→ EXERCISE DATA:

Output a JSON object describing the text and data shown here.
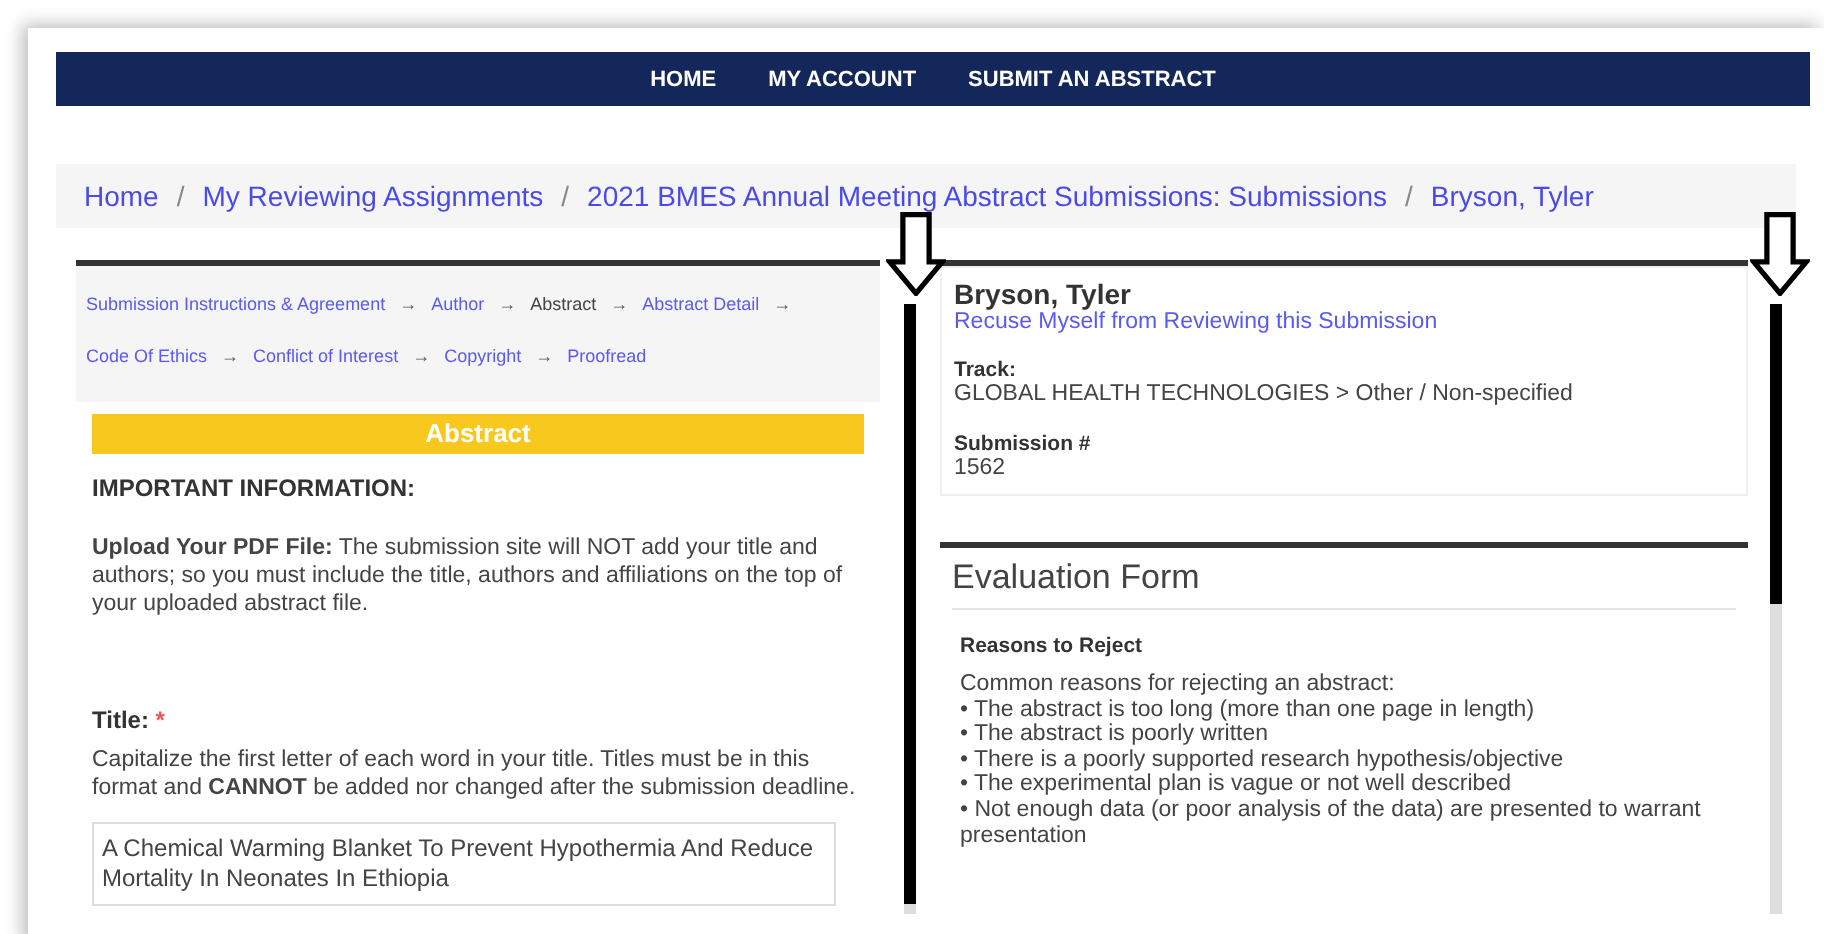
{
  "nav": {
    "items": [
      "HOME",
      "MY ACCOUNT",
      "SUBMIT AN ABSTRACT"
    ]
  },
  "breadcrumb": [
    "Home",
    "My Reviewing Assignments",
    "2021 BMES Annual Meeting Abstract Submissions: Submissions",
    "Bryson, Tyler"
  ],
  "breadcrumb_separator": "/",
  "steps": [
    {
      "label": "Submission Instructions & Agreement",
      "selected": false
    },
    {
      "label": "Author",
      "selected": false
    },
    {
      "label": "Abstract",
      "selected": true
    },
    {
      "label": "Abstract Detail",
      "selected": false
    },
    {
      "label": "Code Of Ethics",
      "selected": false
    },
    {
      "label": "Conflict of Interest",
      "selected": false
    },
    {
      "label": "Copyright",
      "selected": false
    },
    {
      "label": "Proofread",
      "selected": false
    }
  ],
  "step_separator": "→",
  "abstract": {
    "heading": "Abstract",
    "important": "IMPORTANT INFORMATION:",
    "upload_note": "**Upload Your PDF File:** The submission site will NOT add your title and authors; so you must include the title, authors and affiliations on the top of your uploaded abstract file.",
    "title_label": "Title:",
    "required_mark": "*",
    "title_help": "Capitalize the first letter of each word in your title. Titles must be in this format and **CANNOT** be added nor changed after the submission deadline.",
    "title_value": "A Chemical Warming Blanket To Prevent Hypothermia And Reduce Mortality In Neonates In Ethiopia"
  },
  "submission": {
    "name": "Bryson, Tyler",
    "recuse_link": "Recuse Myself from Reviewing this Submission",
    "track_label": "Track:",
    "track": "GLOBAL HEALTH TECHNOLOGIES > Other / Non-specified",
    "number_label": "Submission #",
    "number": "1562"
  },
  "evaluation": {
    "heading": "Evaluation Form",
    "section": "Reasons to Reject",
    "intro": "Common reasons for rejecting an abstract:",
    "reasons": [
      "• The abstract is too long (more than one page in length)",
      "• The abstract is poorly written",
      "• There is a poorly supported research hypothesis/objective",
      "• The experimental plan is vague or not well described",
      "• Not enough data (or poor analysis of the data) are presented to warrant presentation"
    ]
  }
}
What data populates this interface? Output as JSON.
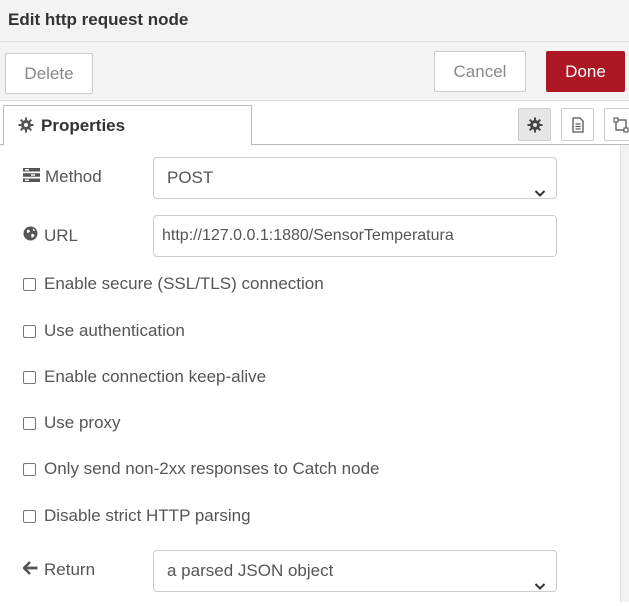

→ GOAL:
Quote the preceding records in their entirety, excluding every picture.

→ RESPONSE TO THIS EXERCISE:
Output a JSON object describing the text and data shown here.
{
  "nav": {
    "items": [
      "HOME",
      "MY ACCOUNT",
      "SUBMIT AN ABSTRACT"
    ]
  },
  "breadcrumb": [
    "Home",
    "My Reviewing Assignments",
    "2021 BMES Annual Meeting Abstract Submissions: Submissions",
    "Bryson, Tyler"
  ],
  "breadcrumb_separator": "/",
  "steps": [
    {
      "label": "Submission Instructions & Agreement",
      "selected": false
    },
    {
      "label": "Author",
      "selected": false
    },
    {
      "label": "Abstract",
      "selected": true
    },
    {
      "label": "Abstract Detail",
      "selected": false
    },
    {
      "label": "Code Of Ethics",
      "selected": false
    },
    {
      "label": "Conflict of Interest",
      "selected": false
    },
    {
      "label": "Copyright",
      "selected": false
    },
    {
      "label": "Proofread",
      "selected": false
    }
  ],
  "step_separator": "→",
  "abstract": {
    "heading": "Abstract",
    "important": "IMPORTANT INFORMATION:",
    "upload_note": "**Upload Your PDF File:** The submission site will NOT add your title and authors; so you must include the title, authors and affiliations on the top of your uploaded abstract file.",
    "title_label": "Title:",
    "required_mark": "*",
    "title_help": "Capitalize the first letter of each word in your title. Titles must be in this format and **CANNOT** be added nor changed after the submission deadline.",
    "title_value": "A Chemical Warming Blanket To Prevent Hypothermia And Reduce Mortality In Neonates In Ethiopia"
  },
  "submission": {
    "name": "Bryson, Tyler",
    "recuse_link": "Recuse Myself from Reviewing this Submission",
    "track_label": "Track:",
    "track": "GLOBAL HEALTH TECHNOLOGIES > Other / Non-specified",
    "number_label": "Submission #",
    "number": "1562"
  },
  "evaluation": {
    "heading": "Evaluation Form",
    "section": "Reasons to Reject",
    "intro": "Common reasons for rejecting an abstract:",
    "reasons": [
      "• The abstract is too long (more than one page in length)",
      "• The abstract is poorly written",
      "• There is a poorly supported research hypothesis/objective",
      "• The experimental plan is vague or not well described",
      "• Not enough data (or poor analysis of the data) are presented to warrant presentation"
    ]
  }
}
What data populates this interface? Output as JSON.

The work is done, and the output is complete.